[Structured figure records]
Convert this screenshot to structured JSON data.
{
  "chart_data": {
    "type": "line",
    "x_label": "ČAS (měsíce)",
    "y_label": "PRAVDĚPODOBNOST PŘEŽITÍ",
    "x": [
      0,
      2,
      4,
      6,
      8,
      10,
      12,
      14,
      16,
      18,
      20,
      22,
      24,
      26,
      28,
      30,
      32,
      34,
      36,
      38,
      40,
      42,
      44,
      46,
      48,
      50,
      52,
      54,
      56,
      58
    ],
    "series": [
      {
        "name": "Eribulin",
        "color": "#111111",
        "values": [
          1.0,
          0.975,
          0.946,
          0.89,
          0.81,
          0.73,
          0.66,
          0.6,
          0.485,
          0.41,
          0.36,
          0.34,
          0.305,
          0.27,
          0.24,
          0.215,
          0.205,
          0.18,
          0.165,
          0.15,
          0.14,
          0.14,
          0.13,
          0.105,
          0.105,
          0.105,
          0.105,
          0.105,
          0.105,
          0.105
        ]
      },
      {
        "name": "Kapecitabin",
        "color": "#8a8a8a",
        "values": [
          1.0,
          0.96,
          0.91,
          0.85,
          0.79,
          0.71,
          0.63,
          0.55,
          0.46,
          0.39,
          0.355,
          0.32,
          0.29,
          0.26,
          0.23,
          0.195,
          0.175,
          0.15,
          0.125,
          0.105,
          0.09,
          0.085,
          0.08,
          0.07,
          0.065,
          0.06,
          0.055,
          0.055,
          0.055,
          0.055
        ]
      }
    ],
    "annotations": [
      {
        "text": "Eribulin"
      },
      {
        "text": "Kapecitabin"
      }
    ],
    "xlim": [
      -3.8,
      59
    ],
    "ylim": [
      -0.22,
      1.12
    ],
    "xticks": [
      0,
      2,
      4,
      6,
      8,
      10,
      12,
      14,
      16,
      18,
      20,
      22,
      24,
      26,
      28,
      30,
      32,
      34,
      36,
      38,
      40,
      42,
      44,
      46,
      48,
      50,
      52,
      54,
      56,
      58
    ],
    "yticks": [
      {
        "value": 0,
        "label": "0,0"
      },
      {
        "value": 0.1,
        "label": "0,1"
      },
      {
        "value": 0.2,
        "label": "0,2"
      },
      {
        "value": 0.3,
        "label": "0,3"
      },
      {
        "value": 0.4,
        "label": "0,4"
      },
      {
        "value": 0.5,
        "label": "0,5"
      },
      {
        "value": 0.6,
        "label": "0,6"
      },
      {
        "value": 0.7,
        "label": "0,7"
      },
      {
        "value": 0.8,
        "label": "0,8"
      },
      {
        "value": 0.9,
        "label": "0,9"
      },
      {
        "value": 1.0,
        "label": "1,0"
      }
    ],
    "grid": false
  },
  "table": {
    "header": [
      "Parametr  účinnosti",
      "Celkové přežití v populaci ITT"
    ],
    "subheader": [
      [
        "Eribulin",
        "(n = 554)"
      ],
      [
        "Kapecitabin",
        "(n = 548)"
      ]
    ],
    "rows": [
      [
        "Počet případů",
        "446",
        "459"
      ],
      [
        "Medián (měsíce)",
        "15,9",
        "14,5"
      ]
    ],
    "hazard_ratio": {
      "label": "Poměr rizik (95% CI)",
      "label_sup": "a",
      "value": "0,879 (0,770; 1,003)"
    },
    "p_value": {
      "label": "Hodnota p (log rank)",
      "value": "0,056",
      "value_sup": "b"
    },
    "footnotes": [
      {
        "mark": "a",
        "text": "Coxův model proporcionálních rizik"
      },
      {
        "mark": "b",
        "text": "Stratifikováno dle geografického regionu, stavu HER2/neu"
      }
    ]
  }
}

--- GIVEN TASK ---
Write down all the entries again without a single difference.

--- SOLUTION ---
Convert this screenshot to structured JSON data.
{
  "chart_data": {
    "type": "line",
    "x_label": "ČAS (měsíce)",
    "y_label": "PRAVDĚPODOBNOST PŘEŽITÍ",
    "x": [
      0,
      2,
      4,
      6,
      8,
      10,
      12,
      14,
      16,
      18,
      20,
      22,
      24,
      26,
      28,
      30,
      32,
      34,
      36,
      38,
      40,
      42,
      44,
      46,
      48,
      50,
      52,
      54,
      56,
      58
    ],
    "series": [
      {
        "name": "Eribulin",
        "color": "#111111",
        "values": [
          1.0,
          0.975,
          0.946,
          0.89,
          0.81,
          0.73,
          0.66,
          0.6,
          0.485,
          0.41,
          0.36,
          0.34,
          0.305,
          0.27,
          0.24,
          0.215,
          0.205,
          0.18,
          0.165,
          0.15,
          0.14,
          0.14,
          0.13,
          0.105,
          0.105,
          0.105,
          0.105,
          0.105,
          0.105,
          0.105
        ]
      },
      {
        "name": "Kapecitabin",
        "color": "#8a8a8a",
        "values": [
          1.0,
          0.96,
          0.91,
          0.85,
          0.79,
          0.71,
          0.63,
          0.55,
          0.46,
          0.39,
          0.355,
          0.32,
          0.29,
          0.26,
          0.23,
          0.195,
          0.175,
          0.15,
          0.125,
          0.105,
          0.09,
          0.085,
          0.08,
          0.07,
          0.065,
          0.06,
          0.055,
          0.055,
          0.055,
          0.055
        ]
      }
    ],
    "annotations": [
      {
        "text": "Eribulin"
      },
      {
        "text": "Kapecitabin"
      }
    ],
    "xlim": [
      -3.8,
      59
    ],
    "ylim": [
      -0.22,
      1.12
    ],
    "xticks": [
      0,
      2,
      4,
      6,
      8,
      10,
      12,
      14,
      16,
      18,
      20,
      22,
      24,
      26,
      28,
      30,
      32,
      34,
      36,
      38,
      40,
      42,
      44,
      46,
      48,
      50,
      52,
      54,
      56,
      58
    ],
    "yticks": [
      {
        "value": 0,
        "label": "0,0"
      },
      {
        "value": 0.1,
        "label": "0,1"
      },
      {
        "value": 0.2,
        "label": "0,2"
      },
      {
        "value": 0.3,
        "label": "0,3"
      },
      {
        "value": 0.4,
        "label": "0,4"
      },
      {
        "value": 0.5,
        "label": "0,5"
      },
      {
        "value": 0.6,
        "label": "0,6"
      },
      {
        "value": 0.7,
        "label": "0,7"
      },
      {
        "value": 0.8,
        "label": "0,8"
      },
      {
        "value": 0.9,
        "label": "0,9"
      },
      {
        "value": 1.0,
        "label": "1,0"
      }
    ],
    "grid": false
  },
  "table": {
    "header": [
      "Parametr  účinnosti",
      "Celkové přežití v populaci ITT"
    ],
    "subheader": [
      [
        "Eribulin",
        "(n = 554)"
      ],
      [
        "Kapecitabin",
        "(n = 548)"
      ]
    ],
    "rows": [
      [
        "Počet případů",
        "446",
        "459"
      ],
      [
        "Medián (měsíce)",
        "15,9",
        "14,5"
      ]
    ],
    "hazard_ratio": {
      "label": "Poměr rizik (95% CI)",
      "label_sup": "a",
      "value": "0,879 (0,770; 1,003)"
    },
    "p_value": {
      "label": "Hodnota p (log rank)",
      "value": "0,056",
      "value_sup": "b"
    },
    "footnotes": [
      {
        "mark": "a",
        "text": "Coxův model proporcionálních rizik"
      },
      {
        "mark": "b",
        "text": "Stratifikováno dle geografického regionu, stavu HER2/neu"
      }
    ]
  }
}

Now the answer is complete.